▸ Фрагмент документа
Страсти Христовы и наши страдания: к вопросу об их соотношении
В традиционном христианском богословии общим местом является утверждение, что Христос-Спаситель в Своей земной жизни в полной мере разделил с нами наши страдания. И даже, в силу безгрешности и невинности, страдал так, как ни один человек до или после Него.
Мнение

При этом, согласно ортодоксальной доктрине, все до единой физические и душевные муки, перенесенные Господом, были для Него абсолютно добровольными — в каждый их момент, без исключения, как и Его смерть: «Никто не отнимает <…> [Мою жизнь] у Меня, но я Сам отдаю ее. Власть имею отдать ее и власть имею опять принять ее». Иными словами, Богочеловек сознательно попускал Себе страдательные состояния, хотя вполне мог, если б захотел, остановить их, например «призвать [на помощь] более чем двенадцать легионов ангелов», и т. д. По преп. Иоанну Дамаскину, страдания Христа «не опережали Его воли» — в отличие от наших страдательных состояний, которые от нашей воли не зависят.

Кроме того, в силу единства ипостаси, Иисус не переставал осознавать Себя Богом — по крайней мере именно так это выглядит с точки зрения эфесско-халкидонской христологии. Его вопль на Кресте: «Боже Мой, для чего Ты оставил Меня?» — вовсе не означал утраты Им богосознания. По словам того же Дамаскина, этот крик был издан не от собственного лица Богочеловека, а, хотя и Его устами, но от коллективного лица падшего человечества. Так что Христос ни на секунду не отчаивался и не терял из виду, что Он — Творец мира и что Его страдания имеют возвышенный жертвенный смысл. И прекрасно знал наперед, что все закончится даже более чем хорошо и для Него Самого, и для всей Вселенной: ад Его не удержит, но будет Им разрушен, диавол не сможет к Нему приступить, но будет Им побежден, смерть окажется кратковременной, вскоре произойдет воскресение и т. д.

▸ Что требуется
От чьего лица, по словам Иоанна Дамаскина в этом фрагменте документа, был издан вопль Христа на Кресте?

[Списки объектов макета в рамках]
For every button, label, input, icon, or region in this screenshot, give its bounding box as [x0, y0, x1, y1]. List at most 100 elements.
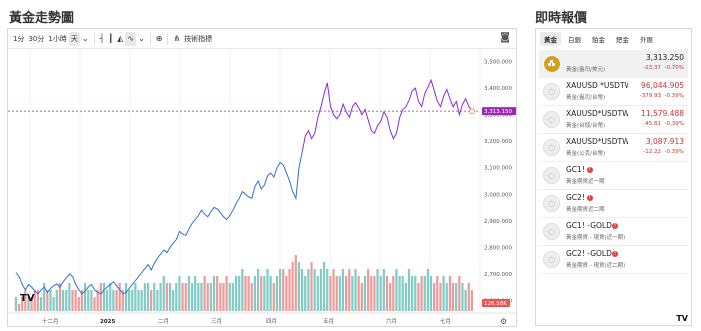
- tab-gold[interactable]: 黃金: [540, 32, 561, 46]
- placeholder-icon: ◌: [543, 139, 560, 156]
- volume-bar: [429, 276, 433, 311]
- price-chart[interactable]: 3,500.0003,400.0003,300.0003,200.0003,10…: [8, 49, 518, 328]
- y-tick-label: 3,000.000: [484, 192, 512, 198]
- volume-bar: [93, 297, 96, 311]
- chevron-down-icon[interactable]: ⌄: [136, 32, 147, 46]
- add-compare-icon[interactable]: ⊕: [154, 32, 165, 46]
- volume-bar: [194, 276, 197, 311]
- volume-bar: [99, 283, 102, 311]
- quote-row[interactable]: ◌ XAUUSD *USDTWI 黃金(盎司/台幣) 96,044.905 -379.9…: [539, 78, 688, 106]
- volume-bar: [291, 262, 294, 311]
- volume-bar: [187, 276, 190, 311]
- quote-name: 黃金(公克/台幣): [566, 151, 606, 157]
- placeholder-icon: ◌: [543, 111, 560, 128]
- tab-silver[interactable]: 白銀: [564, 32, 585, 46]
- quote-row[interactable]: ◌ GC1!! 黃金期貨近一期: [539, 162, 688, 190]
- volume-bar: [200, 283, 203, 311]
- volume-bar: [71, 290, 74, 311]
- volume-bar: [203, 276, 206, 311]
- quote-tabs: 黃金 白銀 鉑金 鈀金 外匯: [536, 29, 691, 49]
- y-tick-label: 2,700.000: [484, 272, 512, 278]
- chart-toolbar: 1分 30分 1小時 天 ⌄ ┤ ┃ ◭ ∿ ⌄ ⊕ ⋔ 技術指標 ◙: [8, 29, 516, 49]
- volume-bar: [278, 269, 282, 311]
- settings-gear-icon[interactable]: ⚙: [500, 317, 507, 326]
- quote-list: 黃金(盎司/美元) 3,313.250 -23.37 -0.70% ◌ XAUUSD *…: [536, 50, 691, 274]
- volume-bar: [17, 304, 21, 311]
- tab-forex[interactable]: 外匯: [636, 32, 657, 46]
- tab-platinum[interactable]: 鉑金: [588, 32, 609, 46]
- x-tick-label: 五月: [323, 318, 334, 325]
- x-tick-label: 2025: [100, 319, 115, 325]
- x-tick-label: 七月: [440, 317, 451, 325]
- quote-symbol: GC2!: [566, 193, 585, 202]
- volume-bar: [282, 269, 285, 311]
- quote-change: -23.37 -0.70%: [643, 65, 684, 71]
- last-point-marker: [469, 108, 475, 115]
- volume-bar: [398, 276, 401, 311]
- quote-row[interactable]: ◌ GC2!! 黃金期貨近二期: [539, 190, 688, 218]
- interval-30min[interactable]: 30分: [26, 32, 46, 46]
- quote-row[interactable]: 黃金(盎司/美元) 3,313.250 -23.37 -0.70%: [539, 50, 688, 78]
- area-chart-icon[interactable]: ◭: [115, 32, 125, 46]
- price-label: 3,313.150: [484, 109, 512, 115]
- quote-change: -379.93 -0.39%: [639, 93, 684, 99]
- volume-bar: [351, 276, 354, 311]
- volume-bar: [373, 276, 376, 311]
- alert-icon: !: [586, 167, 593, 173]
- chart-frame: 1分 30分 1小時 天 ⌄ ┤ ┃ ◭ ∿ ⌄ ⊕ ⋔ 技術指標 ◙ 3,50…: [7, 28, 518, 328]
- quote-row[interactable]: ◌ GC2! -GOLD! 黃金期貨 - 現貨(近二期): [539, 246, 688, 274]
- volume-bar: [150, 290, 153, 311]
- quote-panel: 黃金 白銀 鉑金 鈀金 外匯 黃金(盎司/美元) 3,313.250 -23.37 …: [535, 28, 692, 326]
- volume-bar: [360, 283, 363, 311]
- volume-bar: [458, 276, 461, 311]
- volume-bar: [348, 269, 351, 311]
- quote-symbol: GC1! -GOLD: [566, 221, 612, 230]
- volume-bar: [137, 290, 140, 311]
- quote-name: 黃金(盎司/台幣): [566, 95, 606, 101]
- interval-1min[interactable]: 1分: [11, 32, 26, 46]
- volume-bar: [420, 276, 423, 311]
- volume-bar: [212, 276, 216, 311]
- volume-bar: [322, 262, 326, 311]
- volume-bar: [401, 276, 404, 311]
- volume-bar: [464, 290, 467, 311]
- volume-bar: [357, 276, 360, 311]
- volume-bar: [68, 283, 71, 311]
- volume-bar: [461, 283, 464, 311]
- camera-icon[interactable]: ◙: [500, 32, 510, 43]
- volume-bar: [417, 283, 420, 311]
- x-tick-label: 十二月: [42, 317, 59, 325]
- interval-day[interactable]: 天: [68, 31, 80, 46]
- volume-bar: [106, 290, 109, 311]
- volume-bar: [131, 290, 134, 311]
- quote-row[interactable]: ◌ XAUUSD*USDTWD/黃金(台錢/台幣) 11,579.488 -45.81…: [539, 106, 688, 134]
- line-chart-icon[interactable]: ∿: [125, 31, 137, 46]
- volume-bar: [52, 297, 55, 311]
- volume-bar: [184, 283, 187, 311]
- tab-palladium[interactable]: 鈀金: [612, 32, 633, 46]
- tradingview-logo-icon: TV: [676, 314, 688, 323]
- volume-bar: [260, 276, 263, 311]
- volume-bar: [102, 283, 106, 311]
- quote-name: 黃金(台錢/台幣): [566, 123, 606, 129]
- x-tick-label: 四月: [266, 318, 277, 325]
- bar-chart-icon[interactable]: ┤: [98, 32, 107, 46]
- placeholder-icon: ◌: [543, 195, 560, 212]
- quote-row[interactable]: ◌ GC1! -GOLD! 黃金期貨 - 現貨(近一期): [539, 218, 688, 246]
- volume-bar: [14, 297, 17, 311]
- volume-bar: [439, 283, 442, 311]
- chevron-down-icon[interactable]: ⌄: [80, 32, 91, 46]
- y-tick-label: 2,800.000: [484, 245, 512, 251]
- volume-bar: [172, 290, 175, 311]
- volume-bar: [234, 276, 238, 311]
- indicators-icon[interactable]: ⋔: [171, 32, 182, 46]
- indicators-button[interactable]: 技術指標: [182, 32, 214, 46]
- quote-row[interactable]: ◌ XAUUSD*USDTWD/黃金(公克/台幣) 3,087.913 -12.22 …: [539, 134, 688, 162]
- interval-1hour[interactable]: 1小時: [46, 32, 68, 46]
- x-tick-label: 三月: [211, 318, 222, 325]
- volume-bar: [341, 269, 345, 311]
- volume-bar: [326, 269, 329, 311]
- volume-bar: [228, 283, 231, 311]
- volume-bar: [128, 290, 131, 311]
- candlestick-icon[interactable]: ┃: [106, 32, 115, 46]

...

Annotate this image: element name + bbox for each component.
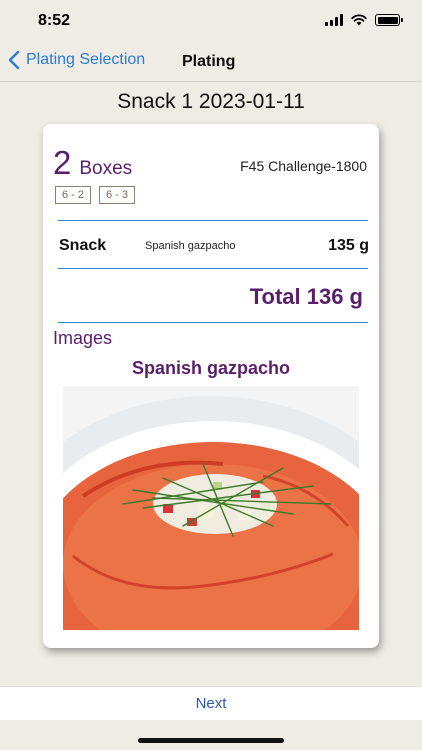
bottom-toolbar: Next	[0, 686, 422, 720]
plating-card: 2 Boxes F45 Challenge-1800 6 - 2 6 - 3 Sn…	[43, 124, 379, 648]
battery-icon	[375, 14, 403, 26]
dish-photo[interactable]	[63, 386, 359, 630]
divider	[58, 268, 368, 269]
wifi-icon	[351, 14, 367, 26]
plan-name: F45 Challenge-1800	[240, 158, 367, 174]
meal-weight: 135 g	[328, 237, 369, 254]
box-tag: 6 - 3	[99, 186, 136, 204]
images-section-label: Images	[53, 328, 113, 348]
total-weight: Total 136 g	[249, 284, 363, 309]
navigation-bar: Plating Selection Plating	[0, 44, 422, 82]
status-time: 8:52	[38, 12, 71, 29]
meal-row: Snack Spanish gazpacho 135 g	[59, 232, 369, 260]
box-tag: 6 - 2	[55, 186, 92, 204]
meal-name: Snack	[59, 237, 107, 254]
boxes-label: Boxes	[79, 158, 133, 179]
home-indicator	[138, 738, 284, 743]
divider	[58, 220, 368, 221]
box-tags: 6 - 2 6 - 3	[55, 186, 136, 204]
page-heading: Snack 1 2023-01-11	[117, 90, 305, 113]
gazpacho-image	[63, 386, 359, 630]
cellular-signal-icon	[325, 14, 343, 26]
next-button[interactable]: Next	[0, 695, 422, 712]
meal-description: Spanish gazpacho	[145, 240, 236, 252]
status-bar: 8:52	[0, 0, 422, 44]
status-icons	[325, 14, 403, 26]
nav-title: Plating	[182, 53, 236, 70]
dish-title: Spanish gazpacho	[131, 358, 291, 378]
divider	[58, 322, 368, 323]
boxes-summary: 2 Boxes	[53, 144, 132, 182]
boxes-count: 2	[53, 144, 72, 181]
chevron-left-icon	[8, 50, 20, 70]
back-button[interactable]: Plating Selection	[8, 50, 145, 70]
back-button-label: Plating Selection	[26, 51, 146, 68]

▸ Решение задания
От коллективного лица падшего человечества.